§ **Objective**: Return all of the entries exactly, with nothing added or left out.

(Lines of data)
= = = = =
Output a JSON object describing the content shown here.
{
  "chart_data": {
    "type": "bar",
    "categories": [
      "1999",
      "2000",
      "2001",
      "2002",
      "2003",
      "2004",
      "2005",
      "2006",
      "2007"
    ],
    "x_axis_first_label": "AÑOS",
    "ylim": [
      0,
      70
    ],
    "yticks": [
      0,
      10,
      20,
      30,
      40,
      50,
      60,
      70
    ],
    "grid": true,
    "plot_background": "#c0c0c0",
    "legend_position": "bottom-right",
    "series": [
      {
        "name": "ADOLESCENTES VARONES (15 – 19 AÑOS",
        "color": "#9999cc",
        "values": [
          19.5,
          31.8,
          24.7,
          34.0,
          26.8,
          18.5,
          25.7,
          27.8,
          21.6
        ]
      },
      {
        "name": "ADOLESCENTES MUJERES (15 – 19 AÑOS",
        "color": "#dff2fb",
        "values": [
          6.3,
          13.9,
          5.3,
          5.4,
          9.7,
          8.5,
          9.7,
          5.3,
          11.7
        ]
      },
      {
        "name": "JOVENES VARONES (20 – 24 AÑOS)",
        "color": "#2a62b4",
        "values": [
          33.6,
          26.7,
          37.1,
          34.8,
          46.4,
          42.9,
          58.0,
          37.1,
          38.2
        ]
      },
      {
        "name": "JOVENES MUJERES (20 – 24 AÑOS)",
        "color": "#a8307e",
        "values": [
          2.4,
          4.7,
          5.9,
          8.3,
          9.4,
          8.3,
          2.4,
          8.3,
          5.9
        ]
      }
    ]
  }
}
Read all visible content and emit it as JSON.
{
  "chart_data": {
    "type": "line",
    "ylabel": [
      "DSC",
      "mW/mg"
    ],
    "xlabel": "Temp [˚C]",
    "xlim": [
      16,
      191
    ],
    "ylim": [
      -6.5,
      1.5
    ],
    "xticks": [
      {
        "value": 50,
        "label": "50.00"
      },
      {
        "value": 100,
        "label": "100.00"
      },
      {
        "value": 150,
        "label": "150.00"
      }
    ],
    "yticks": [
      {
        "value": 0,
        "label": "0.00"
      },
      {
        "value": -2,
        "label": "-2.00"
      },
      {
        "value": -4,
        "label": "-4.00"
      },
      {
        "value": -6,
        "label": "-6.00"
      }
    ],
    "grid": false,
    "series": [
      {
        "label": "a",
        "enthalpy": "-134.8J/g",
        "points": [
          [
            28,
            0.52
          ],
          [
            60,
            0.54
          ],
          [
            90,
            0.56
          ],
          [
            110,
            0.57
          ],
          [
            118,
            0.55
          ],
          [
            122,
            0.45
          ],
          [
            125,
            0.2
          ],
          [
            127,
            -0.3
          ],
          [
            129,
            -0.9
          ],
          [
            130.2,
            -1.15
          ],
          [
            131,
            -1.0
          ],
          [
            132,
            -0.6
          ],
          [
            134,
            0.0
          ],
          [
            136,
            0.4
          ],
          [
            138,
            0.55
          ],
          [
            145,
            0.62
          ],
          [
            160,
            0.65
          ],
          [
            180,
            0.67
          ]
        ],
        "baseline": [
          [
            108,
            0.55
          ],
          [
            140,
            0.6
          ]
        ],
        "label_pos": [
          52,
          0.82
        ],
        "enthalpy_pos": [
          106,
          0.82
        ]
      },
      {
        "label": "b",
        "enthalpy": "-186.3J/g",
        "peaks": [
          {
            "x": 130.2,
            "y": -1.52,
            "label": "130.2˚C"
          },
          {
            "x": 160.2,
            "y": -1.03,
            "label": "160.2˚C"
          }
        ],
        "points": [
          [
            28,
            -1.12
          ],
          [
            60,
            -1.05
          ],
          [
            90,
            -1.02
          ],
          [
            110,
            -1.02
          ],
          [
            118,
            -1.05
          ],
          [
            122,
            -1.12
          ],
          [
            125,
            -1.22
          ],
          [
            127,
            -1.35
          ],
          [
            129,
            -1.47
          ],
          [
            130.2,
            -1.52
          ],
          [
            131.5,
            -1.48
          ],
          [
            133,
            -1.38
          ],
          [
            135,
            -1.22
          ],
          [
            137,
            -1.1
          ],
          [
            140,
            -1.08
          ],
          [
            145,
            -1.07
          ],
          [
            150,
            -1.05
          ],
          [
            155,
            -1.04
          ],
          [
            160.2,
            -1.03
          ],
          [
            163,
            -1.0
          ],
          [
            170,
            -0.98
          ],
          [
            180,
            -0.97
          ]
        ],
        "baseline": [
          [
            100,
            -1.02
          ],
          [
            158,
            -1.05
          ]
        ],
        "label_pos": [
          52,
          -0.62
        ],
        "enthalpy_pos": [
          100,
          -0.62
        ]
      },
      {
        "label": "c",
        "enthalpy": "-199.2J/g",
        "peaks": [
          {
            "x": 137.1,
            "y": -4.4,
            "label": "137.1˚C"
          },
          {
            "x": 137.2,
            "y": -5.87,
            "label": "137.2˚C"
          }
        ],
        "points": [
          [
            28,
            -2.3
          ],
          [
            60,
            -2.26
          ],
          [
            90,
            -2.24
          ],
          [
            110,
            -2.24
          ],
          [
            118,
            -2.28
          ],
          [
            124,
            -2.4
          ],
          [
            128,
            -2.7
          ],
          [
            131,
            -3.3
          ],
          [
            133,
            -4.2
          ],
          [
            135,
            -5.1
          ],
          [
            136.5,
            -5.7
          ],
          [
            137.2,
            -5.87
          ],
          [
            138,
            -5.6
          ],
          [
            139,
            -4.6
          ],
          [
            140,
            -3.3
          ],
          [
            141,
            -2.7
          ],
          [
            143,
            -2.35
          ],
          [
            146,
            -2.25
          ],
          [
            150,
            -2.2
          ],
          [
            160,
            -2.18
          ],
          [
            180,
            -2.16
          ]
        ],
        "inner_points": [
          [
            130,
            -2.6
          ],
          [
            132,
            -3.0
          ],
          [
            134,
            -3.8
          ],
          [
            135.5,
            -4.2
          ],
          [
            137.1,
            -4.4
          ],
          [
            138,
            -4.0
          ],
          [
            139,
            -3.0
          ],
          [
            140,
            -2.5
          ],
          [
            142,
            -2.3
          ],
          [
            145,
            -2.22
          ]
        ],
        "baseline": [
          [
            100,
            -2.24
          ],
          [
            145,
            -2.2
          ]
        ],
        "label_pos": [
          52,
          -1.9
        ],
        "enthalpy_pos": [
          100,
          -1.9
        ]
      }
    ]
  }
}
= = = = =
§ **Solution for this task**:
Output a JSON object describing the content shown here.
{
  "chart_data": {
    "type": "bar",
    "categories": [
      "1999",
      "2000",
      "2001",
      "2002",
      "2003",
      "2004",
      "2005",
      "2006",
      "2007"
    ],
    "x_axis_first_label": "AÑOS",
    "ylim": [
      0,
      70
    ],
    "yticks": [
      0,
      10,
      20,
      30,
      40,
      50,
      60,
      70
    ],
    "grid": true,
    "plot_background": "#c0c0c0",
    "legend_position": "bottom-right",
    "series": [
      {
        "name": "ADOLESCENTES VARONES (15 – 19 AÑOS",
        "color": "#9999cc",
        "values": [
          19.5,
          31.8,
          24.7,
          34.0,
          26.8,
          18.5,
          25.7,
          27.8,
          21.6
        ]
      },
      {
        "name": "ADOLESCENTES MUJERES (15 – 19 AÑOS",
        "color": "#dff2fb",
        "values": [
          6.3,
          13.9,
          5.3,
          5.4,
          9.7,
          8.5,
          9.7,
          5.3,
          11.7
        ]
      },
      {
        "name": "JOVENES VARONES (20 – 24 AÑOS)",
        "color": "#2a62b4",
        "values": [
          33.6,
          26.7,
          37.1,
          34.8,
          46.4,
          42.9,
          58.0,
          37.1,
          38.2
        ]
      },
      {
        "name": "JOVENES MUJERES (20 – 24 AÑOS)",
        "color": "#a8307e",
        "values": [
          2.4,
          4.7,
          5.9,
          8.3,
          9.4,
          8.3,
          2.4,
          8.3,
          5.9
        ]
      }
    ]
  }
}
Read all visible content and emit it as JSON.
{
  "chart_data": {
    "type": "line",
    "ylabel": [
      "DSC",
      "mW/mg"
    ],
    "xlabel": "Temp [˚C]",
    "xlim": [
      16,
      191
    ],
    "ylim": [
      -6.5,
      1.5
    ],
    "xticks": [
      {
        "value": 50,
        "label": "50.00"
      },
      {
        "value": 100,
        "label": "100.00"
      },
      {
        "value": 150,
        "label": "150.00"
      }
    ],
    "yticks": [
      {
        "value": 0,
        "label": "0.00"
      },
      {
        "value": -2,
        "label": "-2.00"
      },
      {
        "value": -4,
        "label": "-4.00"
      },
      {
        "value": -6,
        "label": "-6.00"
      }
    ],
    "grid": false,
    "series": [
      {
        "label": "a",
        "enthalpy": "-134.8J/g",
        "points": [
          [
            28,
            0.52
          ],
          [
            60,
            0.54
          ],
          [
            90,
            0.56
          ],
          [
            110,
            0.57
          ],
          [
            118,
            0.55
          ],
          [
            122,
            0.45
          ],
          [
            125,
            0.2
          ],
          [
            127,
            -0.3
          ],
          [
            129,
            -0.9
          ],
          [
            130.2,
            -1.15
          ],
          [
            131,
            -1.0
          ],
          [
            132,
            -0.6
          ],
          [
            134,
            0.0
          ],
          [
            136,
            0.4
          ],
          [
            138,
            0.55
          ],
          [
            145,
            0.62
          ],
          [
            160,
            0.65
          ],
          [
            180,
            0.67
          ]
        ],
        "baseline": [
          [
            108,
            0.55
          ],
          [
            140,
            0.6
          ]
        ],
        "label_pos": [
          52,
          0.82
        ],
        "enthalpy_pos": [
          106,
          0.82
        ]
      },
      {
        "label": "b",
        "enthalpy": "-186.3J/g",
        "peaks": [
          {
            "x": 130.2,
            "y": -1.52,
            "label": "130.2˚C"
          },
          {
            "x": 160.2,
            "y": -1.03,
            "label": "160.2˚C"
          }
        ],
        "points": [
          [
            28,
            -1.12
          ],
          [
            60,
            -1.05
          ],
          [
            90,
            -1.02
          ],
          [
            110,
            -1.02
          ],
          [
            118,
            -1.05
          ],
          [
            122,
            -1.12
          ],
          [
            125,
            -1.22
          ],
          [
            127,
            -1.35
          ],
          [
            129,
            -1.47
          ],
          [
            130.2,
            -1.52
          ],
          [
            131.5,
            -1.48
          ],
          [
            133,
            -1.38
          ],
          [
            135,
            -1.22
          ],
          [
            137,
            -1.1
          ],
          [
            140,
            -1.08
          ],
          [
            145,
            -1.07
          ],
          [
            150,
            -1.05
          ],
          [
            155,
            -1.04
          ],
          [
            160.2,
            -1.03
          ],
          [
            163,
            -1.0
          ],
          [
            170,
            -0.98
          ],
          [
            180,
            -0.97
          ]
        ],
        "baseline": [
          [
            100,
            -1.02
          ],
          [
            158,
            -1.05
          ]
        ],
        "label_pos": [
          52,
          -0.62
        ],
        "enthalpy_pos": [
          100,
          -0.62
        ]
      },
      {
        "label": "c",
        "enthalpy": "-199.2J/g",
        "peaks": [
          {
            "x": 137.1,
            "y": -4.4,
            "label": "137.1˚C"
          },
          {
            "x": 137.2,
            "y": -5.87,
            "label": "137.2˚C"
          }
        ],
        "points": [
          [
            28,
            -2.3
          ],
          [
            60,
            -2.26
          ],
          [
            90,
            -2.24
          ],
          [
            110,
            -2.24
          ],
          [
            118,
            -2.28
          ],
          [
            124,
            -2.4
          ],
          [
            128,
            -2.7
          ],
          [
            131,
            -3.3
          ],
          [
            133,
            -4.2
          ],
          [
            135,
            -5.1
          ],
          [
            136.5,
            -5.7
          ],
          [
            137.2,
            -5.87
          ],
          [
            138,
            -5.6
          ],
          [
            139,
            -4.6
          ],
          [
            140,
            -3.3
          ],
          [
            141,
            -2.7
          ],
          [
            143,
            -2.35
          ],
          [
            146,
            -2.25
          ],
          [
            150,
            -2.2
          ],
          [
            160,
            -2.18
          ],
          [
            180,
            -2.16
          ]
        ],
        "inner_points": [
          [
            130,
            -2.6
          ],
          [
            132,
            -3.0
          ],
          [
            134,
            -3.8
          ],
          [
            135.5,
            -4.2
          ],
          [
            137.1,
            -4.4
          ],
          [
            138,
            -4.0
          ],
          [
            139,
            -3.0
          ],
          [
            140,
            -2.5
          ],
          [
            142,
            -2.3
          ],
          [
            145,
            -2.22
          ]
        ],
        "baseline": [
          [
            100,
            -2.24
          ],
          [
            145,
            -2.2
          ]
        ],
        "label_pos": [
          52,
          -1.9
        ],
        "enthalpy_pos": [
          100,
          -1.9
        ]
      }
    ]
  }
}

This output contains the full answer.